REQUIREMENT
Recast everything from the start of the listing down to and including the line that contains "- histogram-bar: [242, 313, 244, 318]" as a numbered list, leaving out any blank lines.

MATERIALS PROVIDED

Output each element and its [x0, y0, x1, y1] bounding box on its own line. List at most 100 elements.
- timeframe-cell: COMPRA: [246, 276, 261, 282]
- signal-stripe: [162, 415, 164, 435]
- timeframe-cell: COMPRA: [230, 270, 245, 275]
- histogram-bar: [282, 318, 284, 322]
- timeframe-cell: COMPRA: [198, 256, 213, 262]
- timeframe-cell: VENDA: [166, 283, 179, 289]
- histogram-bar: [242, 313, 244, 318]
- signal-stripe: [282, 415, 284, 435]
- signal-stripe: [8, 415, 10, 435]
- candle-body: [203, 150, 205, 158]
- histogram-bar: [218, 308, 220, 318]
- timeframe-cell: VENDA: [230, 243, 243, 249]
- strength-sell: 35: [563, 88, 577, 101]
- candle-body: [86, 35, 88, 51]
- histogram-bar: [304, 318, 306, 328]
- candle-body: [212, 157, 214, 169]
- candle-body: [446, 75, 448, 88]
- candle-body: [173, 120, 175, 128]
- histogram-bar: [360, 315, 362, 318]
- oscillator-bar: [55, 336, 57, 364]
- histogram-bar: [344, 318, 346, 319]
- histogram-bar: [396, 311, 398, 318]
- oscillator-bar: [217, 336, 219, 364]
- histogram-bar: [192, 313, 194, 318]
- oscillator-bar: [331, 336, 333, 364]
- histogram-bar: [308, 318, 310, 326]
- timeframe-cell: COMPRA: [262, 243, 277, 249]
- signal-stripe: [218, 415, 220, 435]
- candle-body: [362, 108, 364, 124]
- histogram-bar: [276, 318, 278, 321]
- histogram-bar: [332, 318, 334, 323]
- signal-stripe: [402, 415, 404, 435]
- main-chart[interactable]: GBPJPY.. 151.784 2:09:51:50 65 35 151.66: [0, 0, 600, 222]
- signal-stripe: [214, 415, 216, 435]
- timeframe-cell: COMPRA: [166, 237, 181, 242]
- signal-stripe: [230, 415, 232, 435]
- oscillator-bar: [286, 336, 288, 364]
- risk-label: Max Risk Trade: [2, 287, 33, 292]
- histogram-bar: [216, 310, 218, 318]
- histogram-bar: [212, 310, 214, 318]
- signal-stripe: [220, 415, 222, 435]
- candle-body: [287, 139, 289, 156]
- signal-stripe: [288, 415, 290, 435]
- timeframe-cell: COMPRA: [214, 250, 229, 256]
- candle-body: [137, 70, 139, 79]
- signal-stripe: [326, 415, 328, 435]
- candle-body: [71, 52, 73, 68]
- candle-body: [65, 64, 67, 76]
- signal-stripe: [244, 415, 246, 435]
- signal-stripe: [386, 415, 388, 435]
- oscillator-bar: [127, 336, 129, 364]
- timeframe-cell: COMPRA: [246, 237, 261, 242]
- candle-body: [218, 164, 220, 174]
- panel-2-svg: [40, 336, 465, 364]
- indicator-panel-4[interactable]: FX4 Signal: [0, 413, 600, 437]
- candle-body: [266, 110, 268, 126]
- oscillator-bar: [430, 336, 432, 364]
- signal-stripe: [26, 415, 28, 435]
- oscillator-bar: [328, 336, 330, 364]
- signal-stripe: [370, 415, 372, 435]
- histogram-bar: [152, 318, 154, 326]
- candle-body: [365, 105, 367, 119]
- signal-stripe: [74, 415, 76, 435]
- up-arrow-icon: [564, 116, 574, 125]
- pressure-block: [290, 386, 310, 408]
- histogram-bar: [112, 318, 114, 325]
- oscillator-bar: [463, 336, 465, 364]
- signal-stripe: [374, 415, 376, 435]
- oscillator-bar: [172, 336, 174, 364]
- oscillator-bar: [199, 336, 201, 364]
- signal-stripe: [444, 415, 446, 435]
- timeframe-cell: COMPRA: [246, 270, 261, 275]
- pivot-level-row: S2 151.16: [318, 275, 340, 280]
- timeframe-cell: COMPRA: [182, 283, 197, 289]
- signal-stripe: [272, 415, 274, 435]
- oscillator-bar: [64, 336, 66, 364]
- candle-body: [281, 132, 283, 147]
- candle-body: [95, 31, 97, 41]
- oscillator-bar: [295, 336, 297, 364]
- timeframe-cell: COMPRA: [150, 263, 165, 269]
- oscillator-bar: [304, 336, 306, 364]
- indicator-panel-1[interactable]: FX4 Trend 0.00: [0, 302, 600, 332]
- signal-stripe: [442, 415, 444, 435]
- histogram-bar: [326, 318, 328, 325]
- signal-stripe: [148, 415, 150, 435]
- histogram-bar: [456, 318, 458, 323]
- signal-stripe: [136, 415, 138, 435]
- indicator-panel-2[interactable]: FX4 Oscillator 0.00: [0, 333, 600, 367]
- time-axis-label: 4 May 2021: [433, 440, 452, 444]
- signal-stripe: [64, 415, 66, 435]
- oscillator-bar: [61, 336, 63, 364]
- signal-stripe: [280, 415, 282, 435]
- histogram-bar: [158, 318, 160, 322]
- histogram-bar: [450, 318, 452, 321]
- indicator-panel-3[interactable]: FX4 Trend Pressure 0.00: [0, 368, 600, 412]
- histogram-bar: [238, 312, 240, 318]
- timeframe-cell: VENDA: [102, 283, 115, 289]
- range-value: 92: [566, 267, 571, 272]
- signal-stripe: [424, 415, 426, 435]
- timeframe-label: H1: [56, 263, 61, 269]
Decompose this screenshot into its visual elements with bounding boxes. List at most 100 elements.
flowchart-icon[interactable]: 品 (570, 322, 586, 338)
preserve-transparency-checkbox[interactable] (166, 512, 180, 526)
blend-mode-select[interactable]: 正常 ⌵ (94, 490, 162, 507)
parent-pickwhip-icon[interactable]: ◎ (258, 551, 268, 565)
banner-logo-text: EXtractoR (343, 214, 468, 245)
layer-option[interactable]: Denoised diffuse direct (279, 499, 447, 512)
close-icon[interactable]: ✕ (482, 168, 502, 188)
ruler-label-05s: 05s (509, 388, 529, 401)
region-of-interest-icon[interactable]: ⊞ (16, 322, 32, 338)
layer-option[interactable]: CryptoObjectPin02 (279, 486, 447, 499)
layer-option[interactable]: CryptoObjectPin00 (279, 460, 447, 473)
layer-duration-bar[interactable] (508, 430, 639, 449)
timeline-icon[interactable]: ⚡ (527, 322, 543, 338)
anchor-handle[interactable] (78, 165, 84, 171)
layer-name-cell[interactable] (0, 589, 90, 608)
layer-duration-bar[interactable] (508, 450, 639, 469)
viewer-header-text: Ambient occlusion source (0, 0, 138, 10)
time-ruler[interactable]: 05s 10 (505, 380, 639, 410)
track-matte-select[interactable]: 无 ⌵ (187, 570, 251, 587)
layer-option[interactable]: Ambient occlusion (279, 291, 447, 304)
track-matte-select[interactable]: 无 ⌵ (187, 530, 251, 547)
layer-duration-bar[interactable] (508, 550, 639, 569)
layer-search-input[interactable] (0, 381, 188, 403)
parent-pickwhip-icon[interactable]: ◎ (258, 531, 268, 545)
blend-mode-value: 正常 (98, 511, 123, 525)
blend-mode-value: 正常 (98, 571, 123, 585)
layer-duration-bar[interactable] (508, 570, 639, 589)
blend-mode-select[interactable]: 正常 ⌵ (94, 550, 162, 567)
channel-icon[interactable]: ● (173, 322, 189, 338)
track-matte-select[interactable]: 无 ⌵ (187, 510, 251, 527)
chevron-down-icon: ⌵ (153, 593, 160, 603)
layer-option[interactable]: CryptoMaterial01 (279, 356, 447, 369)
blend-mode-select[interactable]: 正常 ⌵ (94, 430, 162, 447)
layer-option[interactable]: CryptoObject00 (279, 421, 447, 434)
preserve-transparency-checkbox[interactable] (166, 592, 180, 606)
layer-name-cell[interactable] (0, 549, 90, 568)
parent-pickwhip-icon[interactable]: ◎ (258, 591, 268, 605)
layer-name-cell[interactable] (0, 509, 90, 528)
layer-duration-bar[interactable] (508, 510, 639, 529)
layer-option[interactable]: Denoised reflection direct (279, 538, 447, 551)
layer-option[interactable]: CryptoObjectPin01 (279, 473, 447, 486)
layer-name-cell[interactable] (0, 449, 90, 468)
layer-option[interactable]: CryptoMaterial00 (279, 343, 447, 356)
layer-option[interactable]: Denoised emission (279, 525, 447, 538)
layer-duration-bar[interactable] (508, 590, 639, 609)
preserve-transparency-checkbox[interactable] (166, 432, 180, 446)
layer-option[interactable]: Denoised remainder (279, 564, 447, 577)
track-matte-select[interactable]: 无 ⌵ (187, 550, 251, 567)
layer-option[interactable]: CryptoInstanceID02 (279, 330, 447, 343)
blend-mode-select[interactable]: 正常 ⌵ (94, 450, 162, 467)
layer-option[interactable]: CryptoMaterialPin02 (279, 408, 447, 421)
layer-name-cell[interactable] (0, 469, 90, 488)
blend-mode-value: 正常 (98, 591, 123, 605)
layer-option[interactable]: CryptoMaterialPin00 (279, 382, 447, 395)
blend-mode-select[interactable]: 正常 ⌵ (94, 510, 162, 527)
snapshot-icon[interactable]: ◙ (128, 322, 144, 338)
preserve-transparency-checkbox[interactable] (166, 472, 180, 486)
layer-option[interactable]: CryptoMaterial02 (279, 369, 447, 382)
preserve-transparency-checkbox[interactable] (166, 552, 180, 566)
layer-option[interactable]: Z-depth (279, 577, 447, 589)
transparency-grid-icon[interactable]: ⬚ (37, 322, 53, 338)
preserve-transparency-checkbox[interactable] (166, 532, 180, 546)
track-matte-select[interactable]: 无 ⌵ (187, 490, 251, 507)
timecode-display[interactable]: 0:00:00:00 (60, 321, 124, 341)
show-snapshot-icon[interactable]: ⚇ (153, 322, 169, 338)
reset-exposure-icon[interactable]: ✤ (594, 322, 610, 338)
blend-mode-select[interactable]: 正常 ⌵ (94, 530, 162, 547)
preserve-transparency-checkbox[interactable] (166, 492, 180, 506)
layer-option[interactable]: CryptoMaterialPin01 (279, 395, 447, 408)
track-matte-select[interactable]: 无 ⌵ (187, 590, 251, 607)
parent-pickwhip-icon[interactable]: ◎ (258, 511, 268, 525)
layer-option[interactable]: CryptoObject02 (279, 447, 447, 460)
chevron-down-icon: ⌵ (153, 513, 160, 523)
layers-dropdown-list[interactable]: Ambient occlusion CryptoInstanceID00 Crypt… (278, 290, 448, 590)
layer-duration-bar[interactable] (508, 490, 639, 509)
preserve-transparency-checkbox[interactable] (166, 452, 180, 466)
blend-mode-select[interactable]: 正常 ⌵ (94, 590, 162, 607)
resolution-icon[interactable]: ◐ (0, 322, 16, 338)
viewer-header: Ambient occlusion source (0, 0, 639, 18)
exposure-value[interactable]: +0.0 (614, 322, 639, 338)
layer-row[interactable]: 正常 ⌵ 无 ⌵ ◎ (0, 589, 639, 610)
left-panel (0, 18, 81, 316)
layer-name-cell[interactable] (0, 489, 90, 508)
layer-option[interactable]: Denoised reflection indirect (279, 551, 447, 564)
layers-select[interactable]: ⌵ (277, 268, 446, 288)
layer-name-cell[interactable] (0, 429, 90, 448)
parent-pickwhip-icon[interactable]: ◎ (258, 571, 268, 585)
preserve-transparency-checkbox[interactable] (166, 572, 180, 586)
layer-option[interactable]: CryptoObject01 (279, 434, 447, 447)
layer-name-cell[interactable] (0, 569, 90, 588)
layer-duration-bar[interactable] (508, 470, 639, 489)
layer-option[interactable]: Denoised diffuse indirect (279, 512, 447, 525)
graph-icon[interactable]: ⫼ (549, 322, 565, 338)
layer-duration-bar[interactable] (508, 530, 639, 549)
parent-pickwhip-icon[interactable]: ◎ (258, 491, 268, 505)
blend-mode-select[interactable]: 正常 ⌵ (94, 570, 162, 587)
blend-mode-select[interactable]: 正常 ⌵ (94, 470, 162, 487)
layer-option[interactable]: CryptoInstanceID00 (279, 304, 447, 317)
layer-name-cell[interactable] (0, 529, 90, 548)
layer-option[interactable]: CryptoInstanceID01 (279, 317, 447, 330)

THE COMPLETED TASK
1. Output each element and its [x0, y0, x1, y1] bounding box on its own line. List at most 100 elements.
2. - timeframe-cell: COMPRA: [246, 276, 261, 282]
3. - signal-stripe: [162, 415, 164, 435]
4. - timeframe-cell: COMPRA: [230, 270, 245, 275]
5. - histogram-bar: [282, 318, 284, 322]
6. - timeframe-cell: COMPRA: [198, 256, 213, 262]
7. - timeframe-cell: VENDA: [166, 283, 179, 289]
8. - histogram-bar: [242, 313, 244, 318]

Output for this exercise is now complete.